▶ **WHAT YOU SHOULD DO**:
Produce an exact copy of all the records.

***

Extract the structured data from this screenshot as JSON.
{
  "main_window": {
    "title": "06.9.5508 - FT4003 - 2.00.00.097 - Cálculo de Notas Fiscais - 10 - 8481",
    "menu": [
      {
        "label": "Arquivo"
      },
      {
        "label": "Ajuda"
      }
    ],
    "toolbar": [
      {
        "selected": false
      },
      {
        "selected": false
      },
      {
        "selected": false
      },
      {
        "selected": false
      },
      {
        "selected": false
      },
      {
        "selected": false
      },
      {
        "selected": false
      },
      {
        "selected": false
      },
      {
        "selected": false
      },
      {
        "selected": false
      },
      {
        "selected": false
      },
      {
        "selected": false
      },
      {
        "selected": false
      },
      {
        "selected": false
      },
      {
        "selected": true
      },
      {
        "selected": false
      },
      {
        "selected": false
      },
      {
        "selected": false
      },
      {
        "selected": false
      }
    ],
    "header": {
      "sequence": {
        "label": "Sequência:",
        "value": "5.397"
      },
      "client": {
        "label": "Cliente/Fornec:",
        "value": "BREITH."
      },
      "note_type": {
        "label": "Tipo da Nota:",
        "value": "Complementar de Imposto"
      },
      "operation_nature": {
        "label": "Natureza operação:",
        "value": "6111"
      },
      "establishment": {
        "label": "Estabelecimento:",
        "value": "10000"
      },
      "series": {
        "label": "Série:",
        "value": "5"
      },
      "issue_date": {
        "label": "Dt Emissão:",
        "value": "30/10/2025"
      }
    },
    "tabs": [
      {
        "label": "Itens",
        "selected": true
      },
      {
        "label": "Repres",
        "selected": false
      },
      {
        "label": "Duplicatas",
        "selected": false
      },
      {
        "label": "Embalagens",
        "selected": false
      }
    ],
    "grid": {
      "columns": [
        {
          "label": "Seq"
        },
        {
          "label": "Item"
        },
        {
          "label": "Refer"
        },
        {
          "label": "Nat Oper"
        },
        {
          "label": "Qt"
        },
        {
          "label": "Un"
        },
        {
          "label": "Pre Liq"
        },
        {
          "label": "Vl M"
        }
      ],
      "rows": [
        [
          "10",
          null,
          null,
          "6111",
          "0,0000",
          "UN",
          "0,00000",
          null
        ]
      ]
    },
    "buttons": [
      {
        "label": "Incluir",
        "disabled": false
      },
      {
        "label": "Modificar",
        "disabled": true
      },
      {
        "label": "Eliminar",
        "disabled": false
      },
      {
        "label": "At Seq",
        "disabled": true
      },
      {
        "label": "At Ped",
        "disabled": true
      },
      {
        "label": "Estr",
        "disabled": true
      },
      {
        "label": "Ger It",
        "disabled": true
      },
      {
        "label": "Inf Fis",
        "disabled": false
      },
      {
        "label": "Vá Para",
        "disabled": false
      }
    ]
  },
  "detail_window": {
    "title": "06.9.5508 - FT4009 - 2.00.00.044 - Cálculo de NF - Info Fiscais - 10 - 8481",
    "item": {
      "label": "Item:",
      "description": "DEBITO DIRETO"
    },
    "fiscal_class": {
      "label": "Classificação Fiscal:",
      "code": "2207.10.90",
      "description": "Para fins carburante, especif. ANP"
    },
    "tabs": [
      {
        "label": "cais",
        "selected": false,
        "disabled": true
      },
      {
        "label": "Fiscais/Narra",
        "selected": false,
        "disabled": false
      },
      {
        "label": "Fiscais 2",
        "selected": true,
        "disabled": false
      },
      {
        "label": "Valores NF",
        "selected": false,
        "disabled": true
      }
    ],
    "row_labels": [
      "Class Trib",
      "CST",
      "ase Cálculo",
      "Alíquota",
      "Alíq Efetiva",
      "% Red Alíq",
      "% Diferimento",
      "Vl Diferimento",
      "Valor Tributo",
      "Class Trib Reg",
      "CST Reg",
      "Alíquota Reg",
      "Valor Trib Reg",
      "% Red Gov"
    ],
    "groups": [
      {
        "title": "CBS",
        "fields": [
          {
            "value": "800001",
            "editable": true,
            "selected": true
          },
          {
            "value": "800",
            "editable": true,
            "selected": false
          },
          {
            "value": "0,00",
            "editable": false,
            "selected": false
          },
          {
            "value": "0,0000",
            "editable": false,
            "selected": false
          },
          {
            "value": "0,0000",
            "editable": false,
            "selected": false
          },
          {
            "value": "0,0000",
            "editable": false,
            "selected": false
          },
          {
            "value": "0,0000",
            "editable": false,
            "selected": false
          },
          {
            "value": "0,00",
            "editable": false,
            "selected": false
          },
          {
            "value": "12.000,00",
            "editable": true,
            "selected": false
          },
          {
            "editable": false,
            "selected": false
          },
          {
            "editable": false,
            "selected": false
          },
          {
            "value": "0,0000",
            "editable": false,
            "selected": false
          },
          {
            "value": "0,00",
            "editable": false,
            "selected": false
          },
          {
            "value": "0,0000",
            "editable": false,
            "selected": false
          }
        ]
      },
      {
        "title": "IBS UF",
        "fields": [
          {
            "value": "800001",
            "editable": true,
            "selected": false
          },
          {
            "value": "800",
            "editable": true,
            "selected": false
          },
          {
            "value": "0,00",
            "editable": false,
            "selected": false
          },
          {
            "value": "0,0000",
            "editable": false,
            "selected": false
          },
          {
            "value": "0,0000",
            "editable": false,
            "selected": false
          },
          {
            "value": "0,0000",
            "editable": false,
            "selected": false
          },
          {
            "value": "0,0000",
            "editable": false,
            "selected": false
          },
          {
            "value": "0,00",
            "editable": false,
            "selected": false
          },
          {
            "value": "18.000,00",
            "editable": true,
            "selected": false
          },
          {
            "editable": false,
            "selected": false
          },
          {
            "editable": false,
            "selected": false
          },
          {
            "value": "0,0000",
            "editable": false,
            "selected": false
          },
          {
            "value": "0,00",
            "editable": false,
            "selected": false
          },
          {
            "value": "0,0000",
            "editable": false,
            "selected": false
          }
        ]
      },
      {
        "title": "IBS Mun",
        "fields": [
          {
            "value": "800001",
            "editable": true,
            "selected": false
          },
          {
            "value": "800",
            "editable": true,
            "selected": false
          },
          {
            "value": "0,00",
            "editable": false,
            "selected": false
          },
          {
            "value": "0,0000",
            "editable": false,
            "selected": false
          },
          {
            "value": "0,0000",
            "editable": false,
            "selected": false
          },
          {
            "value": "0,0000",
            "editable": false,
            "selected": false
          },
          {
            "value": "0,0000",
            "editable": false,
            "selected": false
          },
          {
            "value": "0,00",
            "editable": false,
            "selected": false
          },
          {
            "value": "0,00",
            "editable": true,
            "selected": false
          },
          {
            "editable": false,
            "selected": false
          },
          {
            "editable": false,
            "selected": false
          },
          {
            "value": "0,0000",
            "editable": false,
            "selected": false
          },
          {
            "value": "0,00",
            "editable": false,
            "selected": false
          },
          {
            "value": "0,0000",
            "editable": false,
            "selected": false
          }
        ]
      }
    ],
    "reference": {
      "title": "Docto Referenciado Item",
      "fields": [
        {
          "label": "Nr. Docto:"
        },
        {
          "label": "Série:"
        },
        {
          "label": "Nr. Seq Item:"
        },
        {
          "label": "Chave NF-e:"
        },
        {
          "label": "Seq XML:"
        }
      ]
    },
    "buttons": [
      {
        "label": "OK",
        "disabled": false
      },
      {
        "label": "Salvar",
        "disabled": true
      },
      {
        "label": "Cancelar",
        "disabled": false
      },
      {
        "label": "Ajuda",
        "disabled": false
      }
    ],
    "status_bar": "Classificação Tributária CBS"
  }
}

***

▶ **REPLY**:
Extract the structured data from this screenshot as JSON.
{
  "main_window": {
    "title": "06.9.5508 - FT4003 - 2.00.00.097 - Cálculo de Notas Fiscais - 10 - 8481",
    "menu": [
      {
        "label": "Arquivo"
      },
      {
        "label": "Ajuda"
      }
    ],
    "toolbar": [
      {
        "selected": false
      },
      {
        "selected": false
      },
      {
        "selected": false
      },
      {
        "selected": false
      },
      {
        "selected": false
      },
      {
        "selected": false
      },
      {
        "selected": false
      },
      {
        "selected": false
      },
      {
        "selected": false
      },
      {
        "selected": false
      },
      {
        "selected": false
      },
      {
        "selected": false
      },
      {
        "selected": false
      },
      {
        "selected": false
      },
      {
        "selected": true
      },
      {
        "selected": false
      },
      {
        "selected": false
      },
      {
        "selected": false
      },
      {
        "selected": false
      }
    ],
    "header": {
      "sequence": {
        "label": "Sequência:",
        "value": "5.397"
      },
      "client": {
        "label": "Cliente/Fornec:",
        "value": "BREITH."
      },
      "note_type": {
        "label": "Tipo da Nota:",
        "value": "Complementar de Imposto"
      },
      "operation_nature": {
        "label": "Natureza operação:",
        "value": "6111"
      },
      "establishment": {
        "label": "Estabelecimento:",
        "value": "10000"
      },
      "series": {
        "label": "Série:",
        "value": "5"
      },
      "issue_date": {
        "label": "Dt Emissão:",
        "value": "30/10/2025"
      }
    },
    "tabs": [
      {
        "label": "Itens",
        "selected": true
      },
      {
        "label": "Repres",
        "selected": false
      },
      {
        "label": "Duplicatas",
        "selected": false
      },
      {
        "label": "Embalagens",
        "selected": false
      }
    ],
    "grid": {
      "columns": [
        {
          "label": "Seq"
        },
        {
          "label": "Item"
        },
        {
          "label": "Refer"
        },
        {
          "label": "Nat Oper"
        },
        {
          "label": "Qt"
        },
        {
          "label": "Un"
        },
        {
          "label": "Pre Liq"
        },
        {
          "label": "Vl M"
        }
      ],
      "rows": [
        [
          "10",
          null,
          null,
          "6111",
          "0,0000",
          "UN",
          "0,00000",
          null
        ]
      ]
    },
    "buttons": [
      {
        "label": "Incluir",
        "disabled": false
      },
      {
        "label": "Modificar",
        "disabled": true
      },
      {
        "label": "Eliminar",
        "disabled": false
      },
      {
        "label": "At Seq",
        "disabled": true
      },
      {
        "label": "At Ped",
        "disabled": true
      },
      {
        "label": "Estr",
        "disabled": true
      },
      {
        "label": "Ger It",
        "disabled": true
      },
      {
        "label": "Inf Fis",
        "disabled": false
      },
      {
        "label": "Vá Para",
        "disabled": false
      }
    ]
  },
  "detail_window": {
    "title": "06.9.5508 - FT4009 - 2.00.00.044 - Cálculo de NF - Info Fiscais - 10 - 8481",
    "item": {
      "label": "Item:",
      "description": "DEBITO DIRETO"
    },
    "fiscal_class": {
      "label": "Classificação Fiscal:",
      "code": "2207.10.90",
      "description": "Para fins carburante, especif. ANP"
    },
    "tabs": [
      {
        "label": "cais",
        "selected": false,
        "disabled": true
      },
      {
        "label": "Fiscais/Narra",
        "selected": false,
        "disabled": false
      },
      {
        "label": "Fiscais 2",
        "selected": true,
        "disabled": false
      },
      {
        "label": "Valores NF",
        "selected": false,
        "disabled": true
      }
    ],
    "row_labels": [
      "Class Trib",
      "CST",
      "ase Cálculo",
      "Alíquota",
      "Alíq Efetiva",
      "% Red Alíq",
      "% Diferimento",
      "Vl Diferimento",
      "Valor Tributo",
      "Class Trib Reg",
      "CST Reg",
      "Alíquota Reg",
      "Valor Trib Reg",
      "% Red Gov"
    ],
    "groups": [
      {
        "title": "CBS",
        "fields": [
          {
            "value": "800001",
            "editable": true,
            "selected": true
          },
          {
            "value": "800",
            "editable": true,
            "selected": false
          },
          {
            "value": "0,00",
            "editable": false,
            "selected": false
          },
          {
            "value": "0,0000",
            "editable": false,
            "selected": false
          },
          {
            "value": "0,0000",
            "editable": false,
            "selected": false
          },
          {
            "value": "0,0000",
            "editable": false,
            "selected": false
          },
          {
            "value": "0,0000",
            "editable": false,
            "selected": false
          },
          {
            "value": "0,00",
            "editable": false,
            "selected": false
          },
          {
            "value": "12.000,00",
            "editable": true,
            "selected": false
          },
          {
            "editable": false,
            "selected": false
          },
          {
            "editable": false,
            "selected": false
          },
          {
            "value": "0,0000",
            "editable": false,
            "selected": false
          },
          {
            "value": "0,00",
            "editable": false,
            "selected": false
          },
          {
            "value": "0,0000",
            "editable": false,
            "selected": false
          }
        ]
      },
      {
        "title": "IBS UF",
        "fields": [
          {
            "value": "800001",
            "editable": true,
            "selected": false
          },
          {
            "value": "800",
            "editable": true,
            "selected": false
          },
          {
            "value": "0,00",
            "editable": false,
            "selected": false
          },
          {
            "value": "0,0000",
            "editable": false,
            "selected": false
          },
          {
            "value": "0,0000",
            "editable": false,
            "selected": false
          },
          {
            "value": "0,0000",
            "editable": false,
            "selected": false
          },
          {
            "value": "0,0000",
            "editable": false,
            "selected": false
          },
          {
            "value": "0,00",
            "editable": false,
            "selected": false
          },
          {
            "value": "18.000,00",
            "editable": true,
            "selected": false
          },
          {
            "editable": false,
            "selected": false
          },
          {
            "editable": false,
            "selected": false
          },
          {
            "value": "0,0000",
            "editable": false,
            "selected": false
          },
          {
            "value": "0,00",
            "editable": false,
            "selected": false
          },
          {
            "value": "0,0000",
            "editable": false,
            "selected": false
          }
        ]
      },
      {
        "title": "IBS Mun",
        "fields": [
          {
            "value": "800001",
            "editable": true,
            "selected": false
          },
          {
            "value": "800",
            "editable": true,
            "selected": false
          },
          {
            "value": "0,00",
            "editable": false,
            "selected": false
          },
          {
            "value": "0,0000",
            "editable": false,
            "selected": false
          },
          {
            "value": "0,0000",
            "editable": false,
            "selected": false
          },
          {
            "value": "0,0000",
            "editable": false,
            "selected": false
          },
          {
            "value": "0,0000",
            "editable": false,
            "selected": false
          },
          {
            "value": "0,00",
            "editable": false,
            "selected": false
          },
          {
            "value": "0,00",
            "editable": true,
            "selected": false
          },
          {
            "editable": false,
            "selected": false
          },
          {
            "editable": false,
            "selected": false
          },
          {
            "value": "0,0000",
            "editable": false,
            "selected": false
          },
          {
            "value": "0,00",
            "editable": false,
            "selected": false
          },
          {
            "value": "0,0000",
            "editable": false,
            "selected": false
          }
        ]
      }
    ],
    "reference": {
      "title": "Docto Referenciado Item",
      "fields": [
        {
          "label": "Nr. Docto:"
        },
        {
          "label": "Série:"
        },
        {
          "label": "Nr. Seq Item:"
        },
        {
          "label": "Chave NF-e:"
        },
        {
          "label": "Seq XML:"
        }
      ]
    },
    "buttons": [
      {
        "label": "OK",
        "disabled": false
      },
      {
        "label": "Salvar",
        "disabled": true
      },
      {
        "label": "Cancelar",
        "disabled": false
      },
      {
        "label": "Ajuda",
        "disabled": false
      }
    ],
    "status_bar": "Classificação Tributária CBS"
  }
}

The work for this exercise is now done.